*** Provided material ***

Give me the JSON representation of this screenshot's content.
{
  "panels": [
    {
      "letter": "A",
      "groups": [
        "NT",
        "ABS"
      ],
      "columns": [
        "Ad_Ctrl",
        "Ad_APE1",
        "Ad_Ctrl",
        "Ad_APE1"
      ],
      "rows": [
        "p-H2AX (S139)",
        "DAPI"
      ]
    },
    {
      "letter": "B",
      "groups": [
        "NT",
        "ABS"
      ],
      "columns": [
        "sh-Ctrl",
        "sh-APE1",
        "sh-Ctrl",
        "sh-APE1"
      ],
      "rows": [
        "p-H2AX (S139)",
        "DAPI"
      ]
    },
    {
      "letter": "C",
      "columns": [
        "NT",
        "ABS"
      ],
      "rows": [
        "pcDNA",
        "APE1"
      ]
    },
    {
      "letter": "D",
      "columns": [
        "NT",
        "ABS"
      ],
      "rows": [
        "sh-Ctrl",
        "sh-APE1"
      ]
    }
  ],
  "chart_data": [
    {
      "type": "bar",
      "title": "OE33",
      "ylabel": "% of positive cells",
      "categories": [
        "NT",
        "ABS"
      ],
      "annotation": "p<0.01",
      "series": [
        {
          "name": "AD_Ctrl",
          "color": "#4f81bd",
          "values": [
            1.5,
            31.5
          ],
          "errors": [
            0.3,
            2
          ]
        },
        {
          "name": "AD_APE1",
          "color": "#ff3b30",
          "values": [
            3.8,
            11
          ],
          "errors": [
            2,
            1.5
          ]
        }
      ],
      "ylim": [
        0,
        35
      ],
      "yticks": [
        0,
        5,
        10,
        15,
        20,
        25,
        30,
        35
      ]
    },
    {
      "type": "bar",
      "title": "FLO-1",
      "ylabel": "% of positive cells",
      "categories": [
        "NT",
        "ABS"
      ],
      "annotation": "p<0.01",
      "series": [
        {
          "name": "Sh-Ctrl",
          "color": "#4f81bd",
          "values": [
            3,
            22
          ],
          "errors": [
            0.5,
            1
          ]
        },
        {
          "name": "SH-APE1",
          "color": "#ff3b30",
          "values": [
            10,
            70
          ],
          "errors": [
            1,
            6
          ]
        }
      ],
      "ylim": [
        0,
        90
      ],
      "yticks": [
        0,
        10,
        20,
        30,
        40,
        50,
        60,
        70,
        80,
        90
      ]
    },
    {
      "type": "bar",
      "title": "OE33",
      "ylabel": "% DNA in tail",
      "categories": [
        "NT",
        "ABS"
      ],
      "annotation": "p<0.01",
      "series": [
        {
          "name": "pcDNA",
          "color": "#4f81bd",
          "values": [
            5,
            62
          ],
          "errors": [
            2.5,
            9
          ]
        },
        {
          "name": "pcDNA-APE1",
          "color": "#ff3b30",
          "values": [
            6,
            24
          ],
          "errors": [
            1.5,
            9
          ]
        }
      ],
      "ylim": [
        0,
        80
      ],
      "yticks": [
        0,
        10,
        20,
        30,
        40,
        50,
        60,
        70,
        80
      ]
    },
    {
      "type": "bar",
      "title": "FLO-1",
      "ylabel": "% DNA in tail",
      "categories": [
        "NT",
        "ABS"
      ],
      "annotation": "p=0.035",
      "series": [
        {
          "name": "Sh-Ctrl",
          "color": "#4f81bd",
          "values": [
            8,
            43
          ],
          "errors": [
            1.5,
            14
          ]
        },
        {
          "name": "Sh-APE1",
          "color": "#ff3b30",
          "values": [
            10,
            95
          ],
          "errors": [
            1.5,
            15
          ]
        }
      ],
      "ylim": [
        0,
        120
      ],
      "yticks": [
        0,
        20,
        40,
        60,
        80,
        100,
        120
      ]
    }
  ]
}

*** End of Provided material ***
*** Provided material ***

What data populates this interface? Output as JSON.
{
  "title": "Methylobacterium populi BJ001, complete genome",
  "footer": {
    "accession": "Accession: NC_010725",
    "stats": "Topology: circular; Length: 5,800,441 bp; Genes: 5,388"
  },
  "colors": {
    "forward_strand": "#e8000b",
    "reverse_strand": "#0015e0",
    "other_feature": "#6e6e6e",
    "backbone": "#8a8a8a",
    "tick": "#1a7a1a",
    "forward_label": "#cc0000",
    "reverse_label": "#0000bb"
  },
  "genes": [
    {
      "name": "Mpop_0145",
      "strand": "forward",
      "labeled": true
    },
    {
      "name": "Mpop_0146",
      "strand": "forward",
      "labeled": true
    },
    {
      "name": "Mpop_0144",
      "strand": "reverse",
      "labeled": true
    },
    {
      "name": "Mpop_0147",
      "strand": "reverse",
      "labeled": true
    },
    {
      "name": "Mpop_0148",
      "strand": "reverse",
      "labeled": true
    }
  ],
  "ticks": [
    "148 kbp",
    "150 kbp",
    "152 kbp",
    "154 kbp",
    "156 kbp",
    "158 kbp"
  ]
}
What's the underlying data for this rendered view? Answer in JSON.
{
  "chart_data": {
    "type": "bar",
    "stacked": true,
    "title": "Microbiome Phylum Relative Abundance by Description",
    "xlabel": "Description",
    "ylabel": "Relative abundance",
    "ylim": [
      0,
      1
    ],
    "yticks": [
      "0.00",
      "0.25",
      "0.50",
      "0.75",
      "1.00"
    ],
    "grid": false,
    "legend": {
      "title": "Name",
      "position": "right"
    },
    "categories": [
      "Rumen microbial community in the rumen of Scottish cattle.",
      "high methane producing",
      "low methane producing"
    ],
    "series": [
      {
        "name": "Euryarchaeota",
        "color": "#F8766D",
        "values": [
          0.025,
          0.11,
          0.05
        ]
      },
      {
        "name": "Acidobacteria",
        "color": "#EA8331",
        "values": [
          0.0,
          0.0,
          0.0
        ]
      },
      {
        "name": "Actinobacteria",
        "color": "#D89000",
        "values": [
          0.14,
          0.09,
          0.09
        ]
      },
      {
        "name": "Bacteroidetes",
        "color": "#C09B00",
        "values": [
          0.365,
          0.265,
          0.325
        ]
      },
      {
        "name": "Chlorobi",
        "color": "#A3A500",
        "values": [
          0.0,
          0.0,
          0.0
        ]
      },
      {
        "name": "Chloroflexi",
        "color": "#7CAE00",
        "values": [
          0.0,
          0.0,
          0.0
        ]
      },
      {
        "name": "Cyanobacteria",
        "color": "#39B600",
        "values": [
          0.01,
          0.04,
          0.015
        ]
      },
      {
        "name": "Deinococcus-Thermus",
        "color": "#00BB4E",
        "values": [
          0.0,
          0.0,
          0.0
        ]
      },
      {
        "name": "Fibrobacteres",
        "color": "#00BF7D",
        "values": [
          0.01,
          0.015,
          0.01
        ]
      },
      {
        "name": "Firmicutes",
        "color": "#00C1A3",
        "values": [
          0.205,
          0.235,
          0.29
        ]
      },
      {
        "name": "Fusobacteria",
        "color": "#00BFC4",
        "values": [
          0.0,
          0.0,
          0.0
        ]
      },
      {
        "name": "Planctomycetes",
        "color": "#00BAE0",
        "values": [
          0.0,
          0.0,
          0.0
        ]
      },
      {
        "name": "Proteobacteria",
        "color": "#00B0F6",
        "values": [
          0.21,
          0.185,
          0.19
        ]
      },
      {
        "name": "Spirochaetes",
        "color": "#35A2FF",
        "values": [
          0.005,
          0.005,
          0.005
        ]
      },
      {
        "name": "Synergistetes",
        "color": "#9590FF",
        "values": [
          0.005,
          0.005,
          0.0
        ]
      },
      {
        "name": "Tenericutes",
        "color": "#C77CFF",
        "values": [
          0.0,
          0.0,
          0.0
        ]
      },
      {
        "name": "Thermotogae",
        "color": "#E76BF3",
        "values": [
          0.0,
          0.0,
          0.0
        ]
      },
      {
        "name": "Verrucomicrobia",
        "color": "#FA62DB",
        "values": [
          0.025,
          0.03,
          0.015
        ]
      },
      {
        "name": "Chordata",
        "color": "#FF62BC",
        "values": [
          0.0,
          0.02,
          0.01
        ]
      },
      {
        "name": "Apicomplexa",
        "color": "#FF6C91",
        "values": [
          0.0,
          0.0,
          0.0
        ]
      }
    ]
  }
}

*** End of Provided material ***

Exercise objective: Locate the word "methane" in the data above. Copy every line carrying it.

Response to the task:
      "high methane producing",
      "low methane producing"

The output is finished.